* Saved data entries *
◆ ◆ ◆

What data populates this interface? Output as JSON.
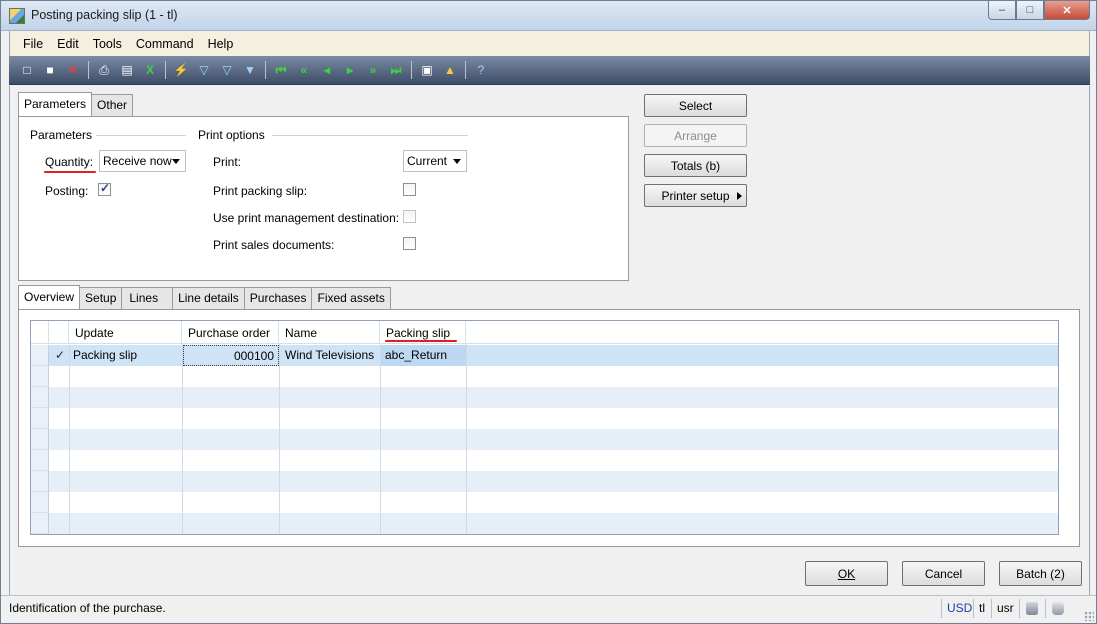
{
  "window": {
    "title": "Posting packing slip (1 - tl)",
    "controls": {
      "minimize": "–",
      "maximize": "□",
      "close": "✕"
    }
  },
  "menu": [
    "File",
    "Edit",
    "Tools",
    "Command",
    "Help"
  ],
  "toolbar": [
    {
      "name": "new-record-icon",
      "glyph": "□"
    },
    {
      "name": "save-icon",
      "glyph": "■"
    },
    {
      "name": "delete-icon",
      "glyph": "✕"
    },
    {
      "name": "print-icon",
      "glyph": "⎙"
    },
    {
      "name": "print-preview-icon",
      "glyph": "▤"
    },
    {
      "name": "export-excel-icon",
      "glyph": "X"
    },
    {
      "name": "filter-by-selection-icon",
      "glyph": "⚡"
    },
    {
      "name": "filter-by-grid-icon",
      "glyph": "▽"
    },
    {
      "name": "advanced-filter-icon",
      "glyph": "▽"
    },
    {
      "name": "remove-filter-icon",
      "glyph": "▼"
    },
    {
      "name": "first-record-icon",
      "glyph": "⏮"
    },
    {
      "name": "previous-page-icon",
      "glyph": "«"
    },
    {
      "name": "previous-record-icon",
      "glyph": "◂"
    },
    {
      "name": "next-record-icon",
      "glyph": "▸"
    },
    {
      "name": "next-page-icon",
      "glyph": "»"
    },
    {
      "name": "last-record-icon",
      "glyph": "⏭"
    },
    {
      "name": "document-handling-icon",
      "glyph": "▣"
    },
    {
      "name": "alert-bell-icon",
      "glyph": "▲"
    },
    {
      "name": "help-icon",
      "glyph": "?"
    }
  ],
  "top_tabs": [
    "Parameters",
    "Other"
  ],
  "parameters": {
    "section_title": "Parameters",
    "quantity_label": "Quantity:",
    "quantity_value": "Receive now",
    "posting_label": "Posting:",
    "posting_checked": true
  },
  "print_options": {
    "section_title": "Print options",
    "print_label": "Print:",
    "print_value": "Current",
    "print_packing_slip_label": "Print packing slip:",
    "print_packing_slip_checked": false,
    "use_print_mgmt_label": "Use print management destination:",
    "use_print_mgmt_checked": false,
    "print_sales_docs_label": "Print sales documents:",
    "print_sales_docs_checked": false
  },
  "side_buttons": {
    "select": "Select",
    "arrange": "Arrange",
    "totals": "Totals (b)",
    "printer_setup": "Printer setup"
  },
  "bottom_tabs": [
    "Overview",
    "Setup",
    "Lines",
    "Line details",
    "Purchases",
    "Fixed assets"
  ],
  "grid": {
    "columns": [
      "Update",
      "Purchase order",
      "Name",
      "Packing slip"
    ],
    "rows": [
      {
        "marker": "✓",
        "update": "Packing slip",
        "purchase_order": "000100",
        "name": "Wind Televisions",
        "packing_slip": "abc_Return"
      }
    ]
  },
  "dialog_buttons": {
    "ok": "OK",
    "cancel": "Cancel",
    "batch": "Batch (2)"
  },
  "status": {
    "message": "Identification of the purchase.",
    "currency": "USD",
    "company": "tl",
    "layer": "usr"
  }
}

◆ ◆ ◆

* The task *
Identify each line containing the string "record" and copy it out.

* Complete answer *
      "name": "new-record-icon",
      "name": "first-record-icon",
      "name": "previous-record-icon",
      "name": "next-record-icon",
      "name": "last-record-icon",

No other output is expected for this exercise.